* What is asked *
The entries below should be output exactly as written.

* Extracted entries *

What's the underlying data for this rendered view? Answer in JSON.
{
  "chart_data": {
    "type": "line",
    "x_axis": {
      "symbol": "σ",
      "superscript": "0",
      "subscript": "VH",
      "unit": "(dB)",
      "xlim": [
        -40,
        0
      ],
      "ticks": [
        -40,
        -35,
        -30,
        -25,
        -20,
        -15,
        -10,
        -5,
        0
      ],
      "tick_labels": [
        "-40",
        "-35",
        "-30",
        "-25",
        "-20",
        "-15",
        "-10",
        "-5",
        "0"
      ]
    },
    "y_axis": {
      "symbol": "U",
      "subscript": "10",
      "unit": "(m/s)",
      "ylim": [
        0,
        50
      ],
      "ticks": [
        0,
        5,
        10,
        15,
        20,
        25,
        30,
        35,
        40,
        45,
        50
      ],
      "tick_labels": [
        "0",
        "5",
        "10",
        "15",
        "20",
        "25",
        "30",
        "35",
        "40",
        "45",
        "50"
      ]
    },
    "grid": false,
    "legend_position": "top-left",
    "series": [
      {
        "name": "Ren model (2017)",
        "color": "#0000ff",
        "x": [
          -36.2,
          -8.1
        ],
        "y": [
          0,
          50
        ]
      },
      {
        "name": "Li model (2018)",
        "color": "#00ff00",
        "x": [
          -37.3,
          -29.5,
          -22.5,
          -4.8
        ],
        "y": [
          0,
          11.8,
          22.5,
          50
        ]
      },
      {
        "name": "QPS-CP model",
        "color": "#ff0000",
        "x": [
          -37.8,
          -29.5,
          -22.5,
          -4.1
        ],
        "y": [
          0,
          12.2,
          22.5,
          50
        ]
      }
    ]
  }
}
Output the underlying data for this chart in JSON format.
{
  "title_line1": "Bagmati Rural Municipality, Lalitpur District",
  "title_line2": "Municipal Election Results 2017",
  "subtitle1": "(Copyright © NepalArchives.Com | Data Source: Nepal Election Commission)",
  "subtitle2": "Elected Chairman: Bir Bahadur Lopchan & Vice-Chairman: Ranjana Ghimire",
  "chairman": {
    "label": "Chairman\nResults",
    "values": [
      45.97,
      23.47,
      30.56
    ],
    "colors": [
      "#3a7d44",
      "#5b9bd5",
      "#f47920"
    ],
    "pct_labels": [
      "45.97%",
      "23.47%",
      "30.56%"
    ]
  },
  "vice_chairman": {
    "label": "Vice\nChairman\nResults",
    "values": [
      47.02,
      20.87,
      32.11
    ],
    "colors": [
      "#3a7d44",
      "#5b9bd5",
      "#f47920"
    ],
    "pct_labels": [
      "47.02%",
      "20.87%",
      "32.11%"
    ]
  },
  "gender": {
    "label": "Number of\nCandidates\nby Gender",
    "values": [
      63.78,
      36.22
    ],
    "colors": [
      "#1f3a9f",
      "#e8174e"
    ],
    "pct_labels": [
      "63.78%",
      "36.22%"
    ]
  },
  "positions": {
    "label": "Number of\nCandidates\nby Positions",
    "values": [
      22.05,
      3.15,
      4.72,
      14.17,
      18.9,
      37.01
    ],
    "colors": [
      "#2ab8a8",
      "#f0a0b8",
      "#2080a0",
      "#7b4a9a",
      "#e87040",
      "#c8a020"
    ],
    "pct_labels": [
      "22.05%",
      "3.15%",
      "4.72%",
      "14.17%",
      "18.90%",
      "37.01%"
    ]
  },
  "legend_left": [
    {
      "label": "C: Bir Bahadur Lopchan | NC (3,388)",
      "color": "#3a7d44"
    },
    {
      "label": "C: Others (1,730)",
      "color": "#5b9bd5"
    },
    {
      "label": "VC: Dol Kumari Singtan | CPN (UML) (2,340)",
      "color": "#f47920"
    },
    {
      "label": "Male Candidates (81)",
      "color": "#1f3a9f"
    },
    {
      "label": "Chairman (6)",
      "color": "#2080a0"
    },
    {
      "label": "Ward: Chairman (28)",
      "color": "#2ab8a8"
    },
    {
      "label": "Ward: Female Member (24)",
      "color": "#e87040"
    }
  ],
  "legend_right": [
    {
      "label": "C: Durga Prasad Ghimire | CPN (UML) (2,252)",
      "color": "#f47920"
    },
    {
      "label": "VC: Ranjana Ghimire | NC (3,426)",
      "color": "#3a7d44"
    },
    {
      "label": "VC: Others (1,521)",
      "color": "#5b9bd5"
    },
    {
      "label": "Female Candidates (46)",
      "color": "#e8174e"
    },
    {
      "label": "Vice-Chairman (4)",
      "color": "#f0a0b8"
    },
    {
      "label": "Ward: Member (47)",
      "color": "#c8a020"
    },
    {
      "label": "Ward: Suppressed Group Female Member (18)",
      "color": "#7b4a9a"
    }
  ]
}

* Result for this exercise *
What's the underlying data for this rendered view? Answer in JSON.
{
  "chart_data": {
    "type": "line",
    "x_axis": {
      "symbol": "σ",
      "superscript": "0",
      "subscript": "VH",
      "unit": "(dB)",
      "xlim": [
        -40,
        0
      ],
      "ticks": [
        -40,
        -35,
        -30,
        -25,
        -20,
        -15,
        -10,
        -5,
        0
      ],
      "tick_labels": [
        "-40",
        "-35",
        "-30",
        "-25",
        "-20",
        "-15",
        "-10",
        "-5",
        "0"
      ]
    },
    "y_axis": {
      "symbol": "U",
      "subscript": "10",
      "unit": "(m/s)",
      "ylim": [
        0,
        50
      ],
      "ticks": [
        0,
        5,
        10,
        15,
        20,
        25,
        30,
        35,
        40,
        45,
        50
      ],
      "tick_labels": [
        "0",
        "5",
        "10",
        "15",
        "20",
        "25",
        "30",
        "35",
        "40",
        "45",
        "50"
      ]
    },
    "grid": false,
    "legend_position": "top-left",
    "series": [
      {
        "name": "Ren model (2017)",
        "color": "#0000ff",
        "x": [
          -36.2,
          -8.1
        ],
        "y": [
          0,
          50
        ]
      },
      {
        "name": "Li model (2018)",
        "color": "#00ff00",
        "x": [
          -37.3,
          -29.5,
          -22.5,
          -4.8
        ],
        "y": [
          0,
          11.8,
          22.5,
          50
        ]
      },
      {
        "name": "QPS-CP model",
        "color": "#ff0000",
        "x": [
          -37.8,
          -29.5,
          -22.5,
          -4.1
        ],
        "y": [
          0,
          12.2,
          22.5,
          50
        ]
      }
    ]
  }
}
Output the underlying data for this chart in JSON format.
{
  "title_line1": "Bagmati Rural Municipality, Lalitpur District",
  "title_line2": "Municipal Election Results 2017",
  "subtitle1": "(Copyright © NepalArchives.Com | Data Source: Nepal Election Commission)",
  "subtitle2": "Elected Chairman: Bir Bahadur Lopchan & Vice-Chairman: Ranjana Ghimire",
  "chairman": {
    "label": "Chairman\nResults",
    "values": [
      45.97,
      23.47,
      30.56
    ],
    "colors": [
      "#3a7d44",
      "#5b9bd5",
      "#f47920"
    ],
    "pct_labels": [
      "45.97%",
      "23.47%",
      "30.56%"
    ]
  },
  "vice_chairman": {
    "label": "Vice\nChairman\nResults",
    "values": [
      47.02,
      20.87,
      32.11
    ],
    "colors": [
      "#3a7d44",
      "#5b9bd5",
      "#f47920"
    ],
    "pct_labels": [
      "47.02%",
      "20.87%",
      "32.11%"
    ]
  },
  "gender": {
    "label": "Number of\nCandidates\nby Gender",
    "values": [
      63.78,
      36.22
    ],
    "colors": [
      "#1f3a9f",
      "#e8174e"
    ],
    "pct_labels": [
      "63.78%",
      "36.22%"
    ]
  },
  "positions": {
    "label": "Number of\nCandidates\nby Positions",
    "values": [
      22.05,
      3.15,
      4.72,
      14.17,
      18.9,
      37.01
    ],
    "colors": [
      "#2ab8a8",
      "#f0a0b8",
      "#2080a0",
      "#7b4a9a",
      "#e87040",
      "#c8a020"
    ],
    "pct_labels": [
      "22.05%",
      "3.15%",
      "4.72%",
      "14.17%",
      "18.90%",
      "37.01%"
    ]
  },
  "legend_left": [
    {
      "label": "C: Bir Bahadur Lopchan | NC (3,388)",
      "color": "#3a7d44"
    },
    {
      "label": "C: Others (1,730)",
      "color": "#5b9bd5"
    },
    {
      "label": "VC: Dol Kumari Singtan | CPN (UML) (2,340)",
      "color": "#f47920"
    },
    {
      "label": "Male Candidates (81)",
      "color": "#1f3a9f"
    },
    {
      "label": "Chairman (6)",
      "color": "#2080a0"
    },
    {
      "label": "Ward: Chairman (28)",
      "color": "#2ab8a8"
    },
    {
      "label": "Ward: Female Member (24)",
      "color": "#e87040"
    }
  ],
  "legend_right": [
    {
      "label": "C: Durga Prasad Ghimire | CPN (UML) (2,252)",
      "color": "#f47920"
    },
    {
      "label": "VC: Ranjana Ghimire | NC (3,426)",
      "color": "#3a7d44"
    },
    {
      "label": "VC: Others (1,521)",
      "color": "#5b9bd5"
    },
    {
      "label": "Female Candidates (46)",
      "color": "#e8174e"
    },
    {
      "label": "Vice-Chairman (4)",
      "color": "#f0a0b8"
    },
    {
      "label": "Ward: Member (47)",
      "color": "#c8a020"
    },
    {
      "label": "Ward: Suppressed Group Female Member (18)",
      "color": "#7b4a9a"
    }
  ]
}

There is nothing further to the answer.